(Work required): Which lines below hold the word "Growth"? Copy all of them.

(Rows):
══════════
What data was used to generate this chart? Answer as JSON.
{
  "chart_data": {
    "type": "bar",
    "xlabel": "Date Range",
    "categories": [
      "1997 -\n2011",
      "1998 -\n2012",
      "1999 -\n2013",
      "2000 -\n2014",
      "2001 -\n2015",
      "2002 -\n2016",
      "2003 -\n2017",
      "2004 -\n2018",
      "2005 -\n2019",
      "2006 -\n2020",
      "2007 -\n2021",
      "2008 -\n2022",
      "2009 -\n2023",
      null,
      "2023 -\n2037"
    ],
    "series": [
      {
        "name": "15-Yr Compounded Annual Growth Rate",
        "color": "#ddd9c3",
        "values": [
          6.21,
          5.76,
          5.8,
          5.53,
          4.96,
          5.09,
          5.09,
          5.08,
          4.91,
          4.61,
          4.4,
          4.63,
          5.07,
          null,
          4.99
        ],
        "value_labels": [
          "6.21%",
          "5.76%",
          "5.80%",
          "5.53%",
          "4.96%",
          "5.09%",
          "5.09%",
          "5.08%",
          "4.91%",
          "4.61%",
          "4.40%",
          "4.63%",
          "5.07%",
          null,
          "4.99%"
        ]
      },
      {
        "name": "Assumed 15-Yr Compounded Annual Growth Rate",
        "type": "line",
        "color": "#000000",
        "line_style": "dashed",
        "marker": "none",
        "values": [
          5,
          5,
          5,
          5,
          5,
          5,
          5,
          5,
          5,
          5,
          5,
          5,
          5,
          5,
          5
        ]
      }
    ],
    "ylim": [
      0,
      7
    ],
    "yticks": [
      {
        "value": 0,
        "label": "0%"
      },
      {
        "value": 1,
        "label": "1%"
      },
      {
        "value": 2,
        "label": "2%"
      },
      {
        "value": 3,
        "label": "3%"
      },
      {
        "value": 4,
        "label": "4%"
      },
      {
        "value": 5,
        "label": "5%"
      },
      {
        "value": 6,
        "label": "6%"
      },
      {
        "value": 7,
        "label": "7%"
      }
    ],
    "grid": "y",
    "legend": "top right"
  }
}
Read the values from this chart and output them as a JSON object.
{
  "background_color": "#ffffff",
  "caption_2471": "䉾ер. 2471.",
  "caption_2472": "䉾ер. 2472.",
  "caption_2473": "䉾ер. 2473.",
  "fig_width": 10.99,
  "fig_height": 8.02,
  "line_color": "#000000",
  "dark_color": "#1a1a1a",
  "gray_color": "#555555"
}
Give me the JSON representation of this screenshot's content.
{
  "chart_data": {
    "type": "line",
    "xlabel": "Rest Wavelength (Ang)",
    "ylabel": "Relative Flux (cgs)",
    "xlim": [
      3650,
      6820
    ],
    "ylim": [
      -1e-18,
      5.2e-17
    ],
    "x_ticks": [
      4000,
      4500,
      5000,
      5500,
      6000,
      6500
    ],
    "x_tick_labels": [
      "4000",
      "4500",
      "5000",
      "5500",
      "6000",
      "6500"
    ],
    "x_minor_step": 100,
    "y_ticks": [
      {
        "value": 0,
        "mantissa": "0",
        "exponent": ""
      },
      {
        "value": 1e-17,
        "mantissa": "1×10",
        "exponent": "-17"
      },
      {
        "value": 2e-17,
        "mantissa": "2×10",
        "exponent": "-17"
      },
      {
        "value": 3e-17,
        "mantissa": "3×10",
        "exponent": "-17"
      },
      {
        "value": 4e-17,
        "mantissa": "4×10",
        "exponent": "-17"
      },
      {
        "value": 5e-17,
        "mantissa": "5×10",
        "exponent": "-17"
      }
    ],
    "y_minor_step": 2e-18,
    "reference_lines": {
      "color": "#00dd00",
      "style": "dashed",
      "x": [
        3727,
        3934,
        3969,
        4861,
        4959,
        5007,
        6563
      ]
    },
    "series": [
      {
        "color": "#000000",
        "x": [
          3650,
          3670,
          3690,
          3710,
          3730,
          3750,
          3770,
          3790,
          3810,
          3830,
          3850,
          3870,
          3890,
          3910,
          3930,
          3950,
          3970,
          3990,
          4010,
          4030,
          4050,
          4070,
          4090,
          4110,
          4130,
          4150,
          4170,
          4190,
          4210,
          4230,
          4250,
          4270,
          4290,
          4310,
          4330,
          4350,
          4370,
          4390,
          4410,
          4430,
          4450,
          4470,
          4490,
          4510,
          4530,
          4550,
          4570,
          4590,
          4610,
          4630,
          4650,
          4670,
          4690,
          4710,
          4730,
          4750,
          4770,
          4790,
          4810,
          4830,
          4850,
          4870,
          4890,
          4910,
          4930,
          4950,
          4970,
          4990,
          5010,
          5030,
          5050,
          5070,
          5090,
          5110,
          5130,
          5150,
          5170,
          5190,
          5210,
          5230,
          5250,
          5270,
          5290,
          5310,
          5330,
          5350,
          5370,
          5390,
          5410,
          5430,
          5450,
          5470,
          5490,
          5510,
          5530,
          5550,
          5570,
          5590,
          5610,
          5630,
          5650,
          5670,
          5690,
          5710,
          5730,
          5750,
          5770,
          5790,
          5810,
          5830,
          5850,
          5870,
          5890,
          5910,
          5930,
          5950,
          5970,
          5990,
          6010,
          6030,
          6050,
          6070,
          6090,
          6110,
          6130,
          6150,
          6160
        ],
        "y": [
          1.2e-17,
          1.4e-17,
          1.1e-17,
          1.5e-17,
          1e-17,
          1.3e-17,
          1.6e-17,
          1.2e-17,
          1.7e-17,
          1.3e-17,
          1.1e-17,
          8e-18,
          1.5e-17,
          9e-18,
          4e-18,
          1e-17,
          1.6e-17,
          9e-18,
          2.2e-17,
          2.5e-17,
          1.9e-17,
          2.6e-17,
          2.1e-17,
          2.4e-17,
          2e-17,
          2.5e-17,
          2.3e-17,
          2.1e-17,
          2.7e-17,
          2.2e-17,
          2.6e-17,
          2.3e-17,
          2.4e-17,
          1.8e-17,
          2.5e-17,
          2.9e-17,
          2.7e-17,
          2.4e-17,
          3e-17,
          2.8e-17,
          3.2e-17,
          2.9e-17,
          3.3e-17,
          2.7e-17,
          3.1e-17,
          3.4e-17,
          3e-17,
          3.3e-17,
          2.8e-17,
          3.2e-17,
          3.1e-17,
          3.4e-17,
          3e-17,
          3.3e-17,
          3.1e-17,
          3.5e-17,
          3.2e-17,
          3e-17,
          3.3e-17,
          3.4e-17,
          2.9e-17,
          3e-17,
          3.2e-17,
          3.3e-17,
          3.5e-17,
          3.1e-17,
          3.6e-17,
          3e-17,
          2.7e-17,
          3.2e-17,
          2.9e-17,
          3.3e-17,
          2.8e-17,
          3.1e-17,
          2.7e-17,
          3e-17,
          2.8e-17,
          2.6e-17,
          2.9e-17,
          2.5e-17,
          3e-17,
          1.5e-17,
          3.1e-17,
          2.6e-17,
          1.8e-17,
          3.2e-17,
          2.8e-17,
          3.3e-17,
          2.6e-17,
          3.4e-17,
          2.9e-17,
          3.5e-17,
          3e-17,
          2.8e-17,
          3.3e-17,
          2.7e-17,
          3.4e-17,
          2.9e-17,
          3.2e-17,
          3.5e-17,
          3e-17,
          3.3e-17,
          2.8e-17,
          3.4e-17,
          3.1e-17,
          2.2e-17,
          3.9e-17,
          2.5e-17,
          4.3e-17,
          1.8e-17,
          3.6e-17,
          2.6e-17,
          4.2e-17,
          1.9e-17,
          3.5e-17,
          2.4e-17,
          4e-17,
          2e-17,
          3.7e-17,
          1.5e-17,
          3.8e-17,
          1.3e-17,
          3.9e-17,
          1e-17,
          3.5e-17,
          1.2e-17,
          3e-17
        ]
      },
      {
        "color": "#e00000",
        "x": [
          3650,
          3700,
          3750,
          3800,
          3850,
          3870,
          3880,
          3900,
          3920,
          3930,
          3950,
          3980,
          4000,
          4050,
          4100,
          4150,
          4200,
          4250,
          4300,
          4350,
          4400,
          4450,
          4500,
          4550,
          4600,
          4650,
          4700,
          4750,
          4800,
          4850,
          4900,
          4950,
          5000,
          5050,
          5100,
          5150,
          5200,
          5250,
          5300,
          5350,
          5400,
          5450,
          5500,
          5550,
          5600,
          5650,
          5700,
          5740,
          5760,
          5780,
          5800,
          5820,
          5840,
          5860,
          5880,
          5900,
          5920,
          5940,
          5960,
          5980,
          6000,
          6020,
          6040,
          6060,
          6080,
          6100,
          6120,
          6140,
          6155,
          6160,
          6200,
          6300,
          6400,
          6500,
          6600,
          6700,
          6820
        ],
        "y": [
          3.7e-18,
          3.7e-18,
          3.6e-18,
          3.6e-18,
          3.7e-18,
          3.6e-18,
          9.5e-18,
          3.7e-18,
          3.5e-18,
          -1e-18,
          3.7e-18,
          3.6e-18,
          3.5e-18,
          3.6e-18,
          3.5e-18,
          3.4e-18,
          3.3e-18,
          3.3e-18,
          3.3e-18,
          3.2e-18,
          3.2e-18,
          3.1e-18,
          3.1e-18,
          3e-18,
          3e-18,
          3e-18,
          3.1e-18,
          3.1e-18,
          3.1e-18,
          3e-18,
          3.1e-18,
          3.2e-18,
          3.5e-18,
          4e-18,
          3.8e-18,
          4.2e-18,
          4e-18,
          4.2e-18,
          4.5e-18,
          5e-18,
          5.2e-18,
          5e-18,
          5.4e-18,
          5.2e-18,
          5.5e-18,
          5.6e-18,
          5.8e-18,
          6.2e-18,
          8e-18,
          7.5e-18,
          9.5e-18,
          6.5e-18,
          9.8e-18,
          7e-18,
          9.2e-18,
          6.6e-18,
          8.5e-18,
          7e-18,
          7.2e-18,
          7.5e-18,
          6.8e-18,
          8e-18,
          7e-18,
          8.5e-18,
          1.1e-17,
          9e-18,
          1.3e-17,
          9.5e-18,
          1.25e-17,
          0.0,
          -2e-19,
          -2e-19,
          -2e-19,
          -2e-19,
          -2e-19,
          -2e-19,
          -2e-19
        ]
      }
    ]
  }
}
══════════
(Task output):
        "name": "15-Yr Compounded Annual Growth Rate",
        "name": "Assumed 15-Yr Compounded Annual Growth Rate",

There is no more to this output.